Given instruction A: Reproduce the part of the Anand Sen Yadav profile that begins with the words "Personal details" and ends with "with Samajwadi Party.".
Given instruction B:
Answer these questions using the Anand Sen Yadav profile:
(i) Which department did he hold as Minister of State in the Government of Uttar Pradesh?
(ii) Who preceded him as the member for Bikapur?
(iii) Who is his spouse?
-------- Quoted passage
Minister of State (Independent Charge) Government of Uttar Pradesh
- In office 23 May 2007 – 9 November 2007
- Chief Minister: Mayawati;
- Ministry & Department's: Food Processing Industries;

Member of Uttar Pradesh Legislative Assembly
- In office 16 February 2016 – 11 March 2017
- Preceded by: Mitrasen Yadav
- Succeeded by: Shobha Singh Chauhan
- Constituency: Bikapur
- In office 13 May 2007 – 6 March 2012
- Preceded by: Ram Chandra Yadav
- Succeeded by: Awadhesh Prasad
- Constituency: Milkipur
- In office 26 February 2002 – 29 March 2004
- Preceded by: Ram Chandra Yadav
- Succeeded by: Ram Chandra Yadav
- Constituency: Milkipur

Personal details
- Born: 15 July 1965 (age 60) Faizabad, Uttar Pradesh India
- Party: Samajwadi Party
- Other political affiliations: Bahujan Samaj Party
- Spouse: Indu Sen Yadav
- Children: 3
- Parent: Mitrasen Yadav (father);

= Anand Sen Yadav =

Indian politician

Anand Sen Yadav is an Indian politician former Minister and MLA affiliated with Samajwadi Party.
----------------
-------- Material supplied
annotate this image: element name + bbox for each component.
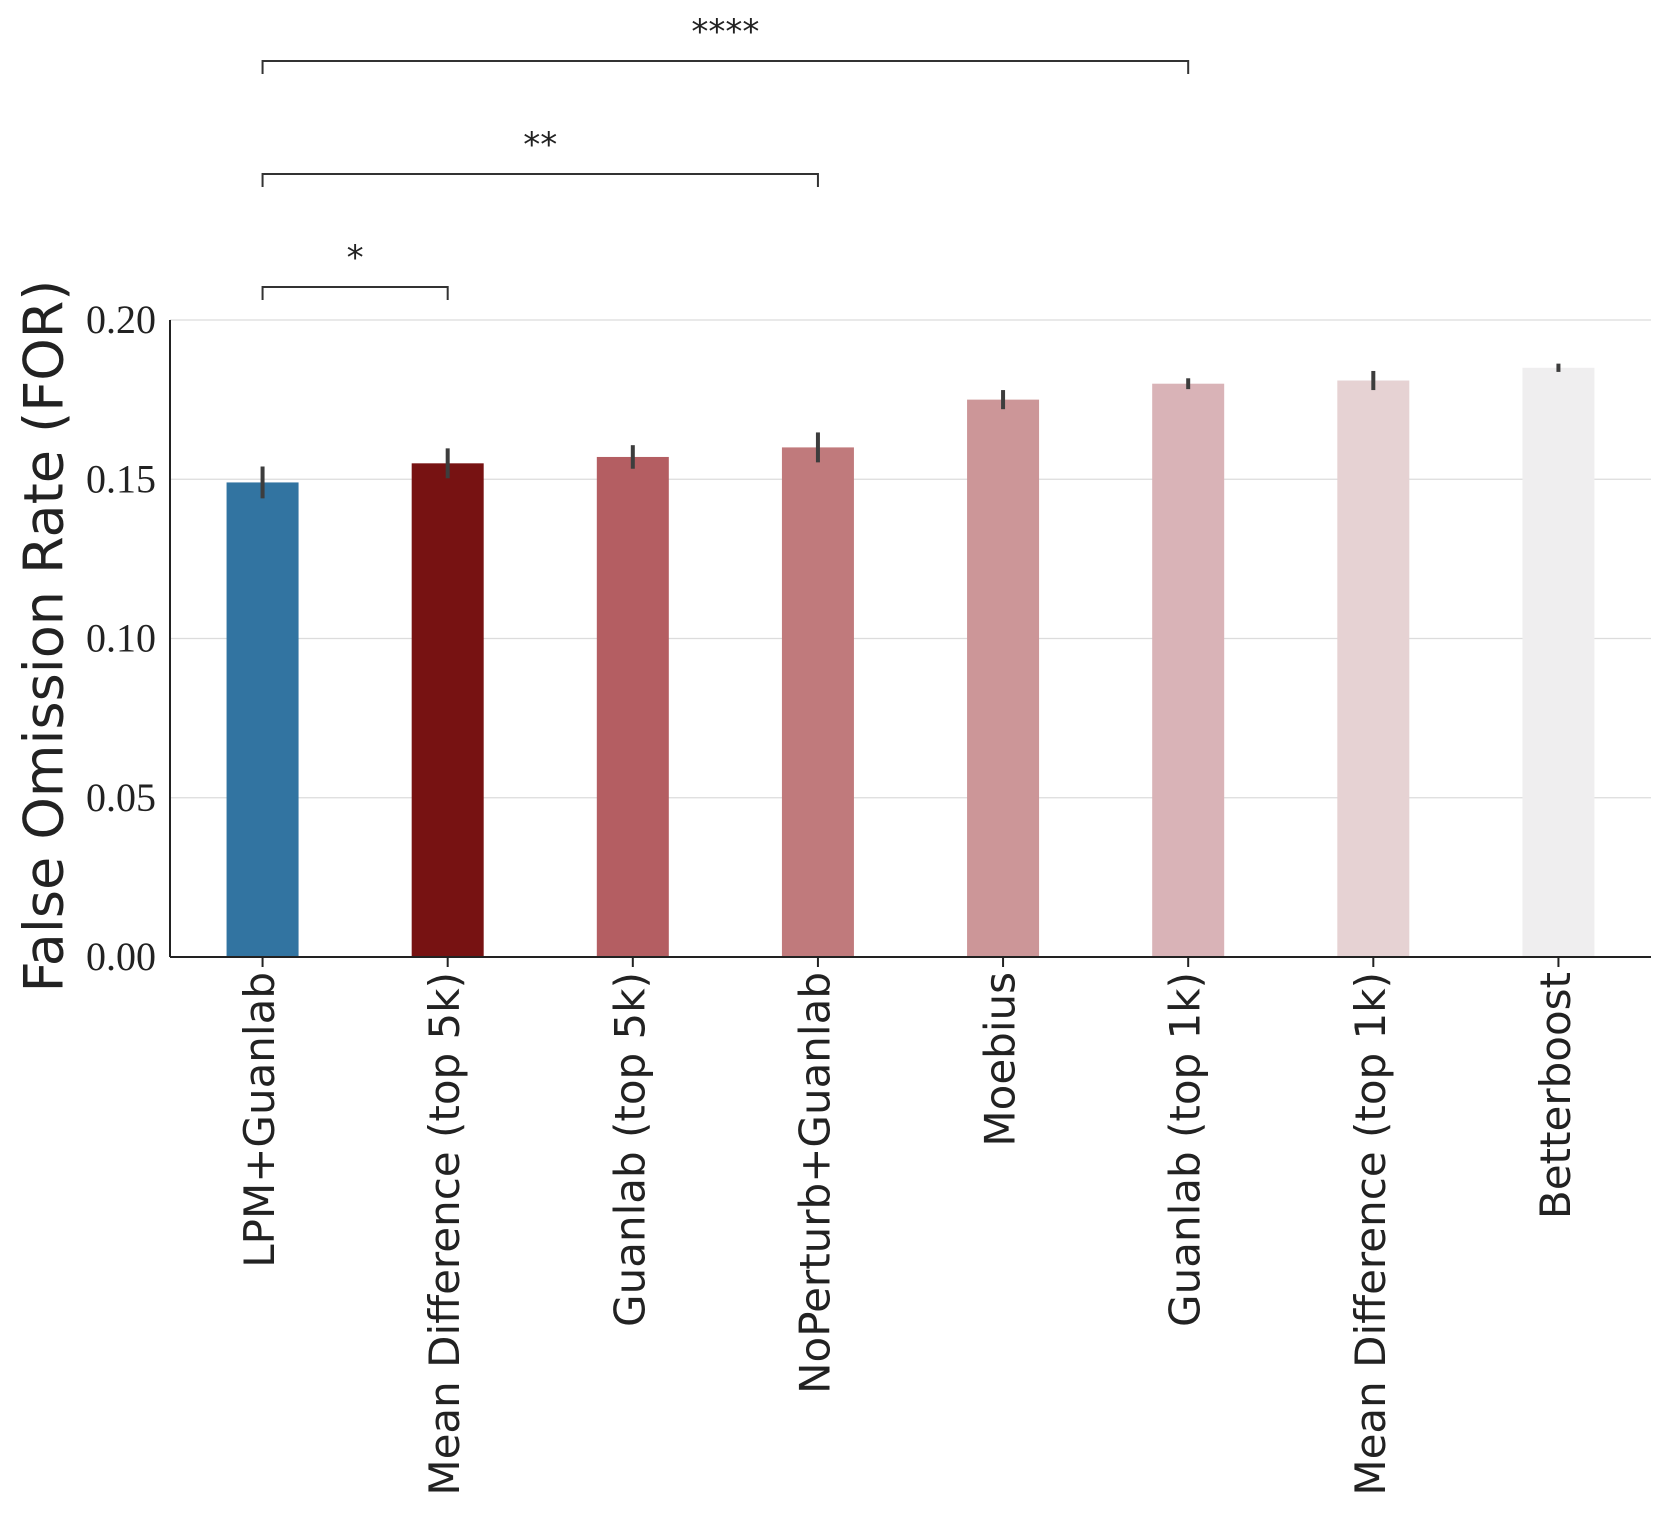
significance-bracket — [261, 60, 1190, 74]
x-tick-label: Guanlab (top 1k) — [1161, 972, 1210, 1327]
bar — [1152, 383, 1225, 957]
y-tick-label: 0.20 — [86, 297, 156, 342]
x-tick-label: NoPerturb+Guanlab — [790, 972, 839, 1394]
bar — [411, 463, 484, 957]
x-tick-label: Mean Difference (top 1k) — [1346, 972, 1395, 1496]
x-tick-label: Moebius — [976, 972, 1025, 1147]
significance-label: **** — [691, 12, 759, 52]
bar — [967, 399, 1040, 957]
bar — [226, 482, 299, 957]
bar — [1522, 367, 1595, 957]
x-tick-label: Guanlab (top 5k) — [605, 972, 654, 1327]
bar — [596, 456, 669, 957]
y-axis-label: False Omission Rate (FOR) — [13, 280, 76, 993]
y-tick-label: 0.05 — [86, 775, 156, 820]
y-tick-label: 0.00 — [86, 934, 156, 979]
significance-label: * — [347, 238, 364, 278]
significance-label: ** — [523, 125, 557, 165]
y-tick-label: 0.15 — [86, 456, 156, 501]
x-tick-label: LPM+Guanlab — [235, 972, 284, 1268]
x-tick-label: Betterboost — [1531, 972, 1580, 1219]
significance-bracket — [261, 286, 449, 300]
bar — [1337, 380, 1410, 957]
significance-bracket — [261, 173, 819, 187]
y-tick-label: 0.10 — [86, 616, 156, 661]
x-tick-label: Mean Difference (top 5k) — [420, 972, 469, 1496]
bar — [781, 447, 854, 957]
----------------
Written reply A:
Personal details
- Born: 15 July 1965 (age 60) Faizabad, Uttar Pradesh India
- Party: Samajwadi Party
- Other political affiliations: Bahujan Samaj Party
- Spouse: Indu Sen Yadav
- Children: 3
- Parent: Mitrasen Yadav (father);

= Anand Sen Yadav =

Indian politician

Anand Sen Yadav is an Indian politician former Minister and MLA affiliated with Samajwadi Party.

Written reply B:
(i) Food Processing Industries
(ii) Mitrasen Yadav
(iii) Indu Sen Yadav